**Exercise goal**: Copy every entry word for word, but skip the pictures.

**Data to use**:
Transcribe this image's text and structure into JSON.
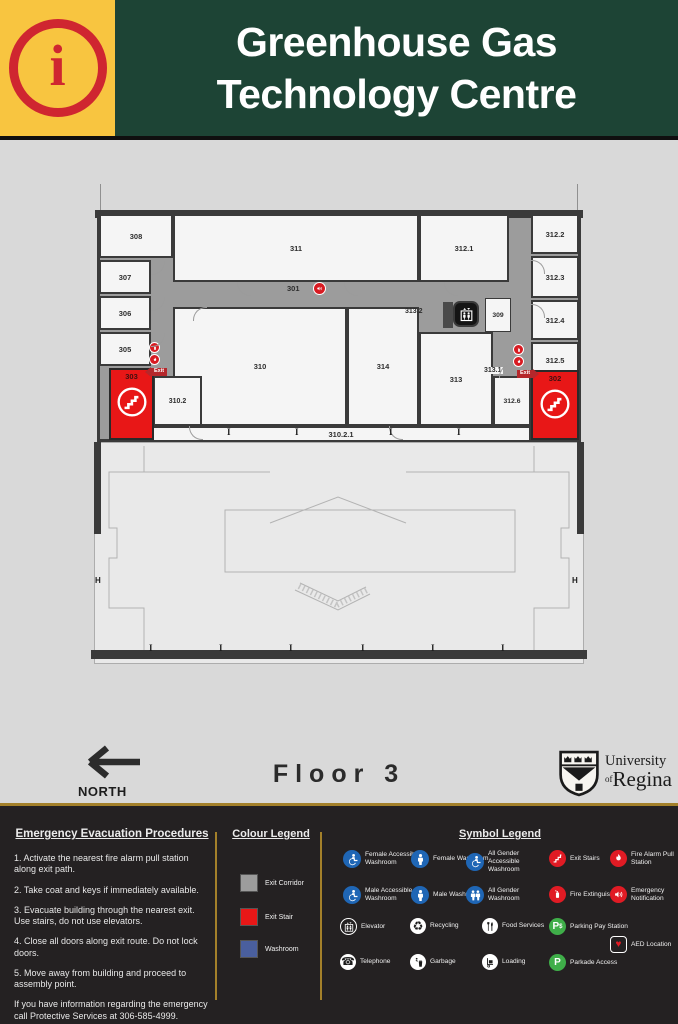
{
  "header": {
    "info_symbol": "i",
    "title_line1": "Greenhouse Gas",
    "title_line2": "Technology Centre"
  },
  "plan": {
    "rooms": [
      {
        "label": "308"
      },
      {
        "label": "307"
      },
      {
        "label": "306"
      },
      {
        "label": "305"
      },
      {
        "label": "303"
      },
      {
        "label": "311"
      },
      {
        "label": "312.1"
      },
      {
        "label": "312.2"
      },
      {
        "label": "312.3"
      },
      {
        "label": "301"
      },
      {
        "label": "312.4"
      },
      {
        "label": "312.5"
      },
      {
        "label": "313.2"
      },
      {
        "label": "309"
      },
      {
        "label": "310"
      },
      {
        "label": "314"
      },
      {
        "label": "313"
      },
      {
        "label": "313.1"
      },
      {
        "label": "302"
      },
      {
        "label": "310.2"
      },
      {
        "label": "312.6"
      },
      {
        "label": "310.2.1"
      }
    ],
    "exit_label": "Exit",
    "grid_label_left": "H",
    "grid_label_right": "H"
  },
  "bottom_band": {
    "north_label": "NORTH",
    "floor_label": "Floor 3",
    "logo": {
      "university": "University",
      "of": "of",
      "regina": "Regina"
    }
  },
  "footer": {
    "procedures": {
      "title": "Emergency Evacuation Procedures",
      "steps": [
        "1. Activate the nearest fire alarm pull station along exit path.",
        "2. Take coat and keys if immediately available.",
        "3. Evacuate building through the nearest exit. Use stairs, do not use elevators.",
        "4. Close all doors along exit route. Do not lock doors.",
        "5. Move away from building and proceed to assembly point."
      ],
      "note": "If you have information regarding the emergency call Protective Services at 306-585-4999."
    },
    "colour_legend": {
      "title": "Colour Legend",
      "items": [
        {
          "label": "Exit Corridor",
          "color": "#9c9c9c"
        },
        {
          "label": "Exit Stair",
          "color": "#e81717"
        },
        {
          "label": "Washroom",
          "color": "#4a5f9e"
        }
      ]
    },
    "symbol_legend": {
      "title": "Symbol Legend",
      "items": [
        {
          "icon": "female-accessible-washroom-icon",
          "label": "Female Accessible Washroom"
        },
        {
          "icon": "female-washroom-icon",
          "label": "Female Washroom"
        },
        {
          "icon": "all-gender-accessible-washroom-icon",
          "label": "All Gender Accessible Washroom"
        },
        {
          "icon": "exit-stairs-icon",
          "label": "Exit Stairs"
        },
        {
          "icon": "fire-alarm-pull-station-icon",
          "label": "Fire Alarm Pull Station"
        },
        {
          "icon": "male-accessible-washroom-icon",
          "label": "Male Accessible Washroom"
        },
        {
          "icon": "male-washroom-icon",
          "label": "Male Washroom"
        },
        {
          "icon": "all-gender-washroom-icon",
          "label": "All Gender Washroom"
        },
        {
          "icon": "fire-extinguisher-icon",
          "label": "Fire Extinguisher"
        },
        {
          "icon": "emergency-notification-icon",
          "label": "Emergency Notification"
        },
        {
          "icon": "elevator-icon",
          "label": "Elevator"
        },
        {
          "icon": "recycling-icon",
          "label": "Recycling"
        },
        {
          "icon": "food-services-icon",
          "label": "Food Services"
        },
        {
          "icon": "parking-pay-station-icon",
          "label": "Parking Pay Station"
        },
        {
          "icon": "aed-location-icon",
          "label": "AED Location"
        },
        {
          "icon": "telephone-icon",
          "label": "Telephone"
        },
        {
          "icon": "garbage-icon",
          "label": "Garbage"
        },
        {
          "icon": "loading-icon",
          "label": "Loading"
        },
        {
          "icon": "parkade-access-icon",
          "label": "Parkade Access"
        }
      ]
    }
  },
  "colors": {
    "header_green": "#1d4435",
    "header_yellow": "#f8c540",
    "accent_gold": "#a3802a",
    "exit_red": "#e81717",
    "corridor_gray": "#9c9c9c",
    "washroom_blue": "#4a5f9e",
    "icon_blue": "#1f66b5",
    "icon_red": "#e01b24",
    "icon_green": "#3fae49",
    "footer_bg": "#242122"
  }
}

**Response to this task**:
Transcribe this image's text and structure into JSON.
{
  "header": {
    "info_symbol": "i",
    "title_line1": "Greenhouse Gas",
    "title_line2": "Technology Centre"
  },
  "plan": {
    "rooms": [
      {
        "label": "308"
      },
      {
        "label": "307"
      },
      {
        "label": "306"
      },
      {
        "label": "305"
      },
      {
        "label": "303"
      },
      {
        "label": "311"
      },
      {
        "label": "312.1"
      },
      {
        "label": "312.2"
      },
      {
        "label": "312.3"
      },
      {
        "label": "301"
      },
      {
        "label": "312.4"
      },
      {
        "label": "312.5"
      },
      {
        "label": "313.2"
      },
      {
        "label": "309"
      },
      {
        "label": "310"
      },
      {
        "label": "314"
      },
      {
        "label": "313"
      },
      {
        "label": "313.1"
      },
      {
        "label": "302"
      },
      {
        "label": "310.2"
      },
      {
        "label": "312.6"
      },
      {
        "label": "310.2.1"
      }
    ],
    "exit_label": "Exit",
    "grid_label_left": "H",
    "grid_label_right": "H"
  },
  "bottom_band": {
    "north_label": "NORTH",
    "floor_label": "Floor 3",
    "logo": {
      "university": "University",
      "of": "of",
      "regina": "Regina"
    }
  },
  "footer": {
    "procedures": {
      "title": "Emergency Evacuation Procedures",
      "steps": [
        "1. Activate the nearest fire alarm pull station along exit path.",
        "2. Take coat and keys if immediately available.",
        "3. Evacuate building through the nearest exit. Use stairs, do not use elevators.",
        "4. Close all doors along exit route. Do not lock doors.",
        "5. Move away from building and proceed to assembly point."
      ],
      "note": "If you have information regarding the emergency call Protective Services at 306-585-4999."
    },
    "colour_legend": {
      "title": "Colour Legend",
      "items": [
        {
          "label": "Exit Corridor",
          "color": "#9c9c9c"
        },
        {
          "label": "Exit Stair",
          "color": "#e81717"
        },
        {
          "label": "Washroom",
          "color": "#4a5f9e"
        }
      ]
    },
    "symbol_legend": {
      "title": "Symbol Legend",
      "items": [
        {
          "icon": "female-accessible-washroom-icon",
          "label": "Female Accessible Washroom"
        },
        {
          "icon": "female-washroom-icon",
          "label": "Female Washroom"
        },
        {
          "icon": "all-gender-accessible-washroom-icon",
          "label": "All Gender Accessible Washroom"
        },
        {
          "icon": "exit-stairs-icon",
          "label": "Exit Stairs"
        },
        {
          "icon": "fire-alarm-pull-station-icon",
          "label": "Fire Alarm Pull Station"
        },
        {
          "icon": "male-accessible-washroom-icon",
          "label": "Male Accessible Washroom"
        },
        {
          "icon": "male-washroom-icon",
          "label": "Male Washroom"
        },
        {
          "icon": "all-gender-washroom-icon",
          "label": "All Gender Washroom"
        },
        {
          "icon": "fire-extinguisher-icon",
          "label": "Fire Extinguisher"
        },
        {
          "icon": "emergency-notification-icon",
          "label": "Emergency Notification"
        },
        {
          "icon": "elevator-icon",
          "label": "Elevator"
        },
        {
          "icon": "recycling-icon",
          "label": "Recycling"
        },
        {
          "icon": "food-services-icon",
          "label": "Food Services"
        },
        {
          "icon": "parking-pay-station-icon",
          "label": "Parking Pay Station"
        },
        {
          "icon": "aed-location-icon",
          "label": "AED Location"
        },
        {
          "icon": "telephone-icon",
          "label": "Telephone"
        },
        {
          "icon": "garbage-icon",
          "label": "Garbage"
        },
        {
          "icon": "loading-icon",
          "label": "Loading"
        },
        {
          "icon": "parkade-access-icon",
          "label": "Parkade Access"
        }
      ]
    }
  },
  "colors": {
    "header_green": "#1d4435",
    "header_yellow": "#f8c540",
    "accent_gold": "#a3802a",
    "exit_red": "#e81717",
    "corridor_gray": "#9c9c9c",
    "washroom_blue": "#4a5f9e",
    "icon_blue": "#1f66b5",
    "icon_red": "#e01b24",
    "icon_green": "#3fae49",
    "footer_bg": "#242122"
  }
}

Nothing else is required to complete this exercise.